## start Material provided

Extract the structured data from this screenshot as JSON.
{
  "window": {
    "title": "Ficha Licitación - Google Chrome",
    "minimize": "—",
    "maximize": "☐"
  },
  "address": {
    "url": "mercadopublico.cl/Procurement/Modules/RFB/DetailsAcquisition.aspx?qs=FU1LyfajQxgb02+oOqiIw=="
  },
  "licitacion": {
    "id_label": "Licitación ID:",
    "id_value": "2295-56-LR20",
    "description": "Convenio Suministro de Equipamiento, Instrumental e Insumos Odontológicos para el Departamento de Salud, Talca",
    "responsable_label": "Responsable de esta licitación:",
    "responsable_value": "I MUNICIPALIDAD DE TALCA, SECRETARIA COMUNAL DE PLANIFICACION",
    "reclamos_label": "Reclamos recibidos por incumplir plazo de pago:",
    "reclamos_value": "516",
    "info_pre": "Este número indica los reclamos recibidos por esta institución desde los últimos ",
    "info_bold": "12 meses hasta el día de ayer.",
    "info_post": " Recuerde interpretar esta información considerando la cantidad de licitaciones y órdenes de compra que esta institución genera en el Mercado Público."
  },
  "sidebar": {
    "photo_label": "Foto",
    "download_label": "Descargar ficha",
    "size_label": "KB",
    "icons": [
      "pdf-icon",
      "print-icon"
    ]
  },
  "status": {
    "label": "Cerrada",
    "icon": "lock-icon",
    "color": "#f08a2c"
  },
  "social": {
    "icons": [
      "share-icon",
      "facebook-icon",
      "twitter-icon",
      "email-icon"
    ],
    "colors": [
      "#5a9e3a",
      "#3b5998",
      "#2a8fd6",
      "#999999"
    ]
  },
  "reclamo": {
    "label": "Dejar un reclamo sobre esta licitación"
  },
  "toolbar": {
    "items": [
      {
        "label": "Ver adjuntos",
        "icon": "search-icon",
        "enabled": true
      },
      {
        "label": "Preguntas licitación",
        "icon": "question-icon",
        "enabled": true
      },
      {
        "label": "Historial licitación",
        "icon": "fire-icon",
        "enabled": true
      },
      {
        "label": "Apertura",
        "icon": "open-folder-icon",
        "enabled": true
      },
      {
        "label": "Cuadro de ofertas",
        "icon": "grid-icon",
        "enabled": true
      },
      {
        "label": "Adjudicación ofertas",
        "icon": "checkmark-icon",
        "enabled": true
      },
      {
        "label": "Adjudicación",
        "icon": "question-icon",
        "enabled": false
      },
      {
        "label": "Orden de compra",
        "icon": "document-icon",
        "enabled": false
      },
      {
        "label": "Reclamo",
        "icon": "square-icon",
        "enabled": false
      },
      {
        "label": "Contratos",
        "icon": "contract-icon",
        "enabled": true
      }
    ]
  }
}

## end Material provided

- _What to do_
Go through the listing above and restate it word for word.

- _Written solution_
Extract the structured data from this screenshot as JSON.
{
  "window": {
    "title": "Ficha Licitación - Google Chrome",
    "minimize": "—",
    "maximize": "☐"
  },
  "address": {
    "url": "mercadopublico.cl/Procurement/Modules/RFB/DetailsAcquisition.aspx?qs=FU1LyfajQxgb02+oOqiIw=="
  },
  "licitacion": {
    "id_label": "Licitación ID:",
    "id_value": "2295-56-LR20",
    "description": "Convenio Suministro de Equipamiento, Instrumental e Insumos Odontológicos para el Departamento de Salud, Talca",
    "responsable_label": "Responsable de esta licitación:",
    "responsable_value": "I MUNICIPALIDAD DE TALCA, SECRETARIA COMUNAL DE PLANIFICACION",
    "reclamos_label": "Reclamos recibidos por incumplir plazo de pago:",
    "reclamos_value": "516",
    "info_pre": "Este número indica los reclamos recibidos por esta institución desde los últimos ",
    "info_bold": "12 meses hasta el día de ayer.",
    "info_post": " Recuerde interpretar esta información considerando la cantidad de licitaciones y órdenes de compra que esta institución genera en el Mercado Público."
  },
  "sidebar": {
    "photo_label": "Foto",
    "download_label": "Descargar ficha",
    "size_label": "KB",
    "icons": [
      "pdf-icon",
      "print-icon"
    ]
  },
  "status": {
    "label": "Cerrada",
    "icon": "lock-icon",
    "color": "#f08a2c"
  },
  "social": {
    "icons": [
      "share-icon",
      "facebook-icon",
      "twitter-icon",
      "email-icon"
    ],
    "colors": [
      "#5a9e3a",
      "#3b5998",
      "#2a8fd6",
      "#999999"
    ]
  },
  "reclamo": {
    "label": "Dejar un reclamo sobre esta licitación"
  },
  "toolbar": {
    "items": [
      {
        "label": "Ver adjuntos",
        "icon": "search-icon",
        "enabled": true
      },
      {
        "label": "Preguntas licitación",
        "icon": "question-icon",
        "enabled": true
      },
      {
        "label": "Historial licitación",
        "icon": "fire-icon",
        "enabled": true
      },
      {
        "label": "Apertura",
        "icon": "open-folder-icon",
        "enabled": true
      },
      {
        "label": "Cuadro de ofertas",
        "icon": "grid-icon",
        "enabled": true
      },
      {
        "label": "Adjudicación ofertas",
        "icon": "checkmark-icon",
        "enabled": true
      },
      {
        "label": "Adjudicación",
        "icon": "question-icon",
        "enabled": false
      },
      {
        "label": "Orden de compra",
        "icon": "document-icon",
        "enabled": false
      },
      {
        "label": "Reclamo",
        "icon": "square-icon",
        "enabled": false
      },
      {
        "label": "Contratos",
        "icon": "contract-icon",
        "enabled": true
      }
    ]
  }
}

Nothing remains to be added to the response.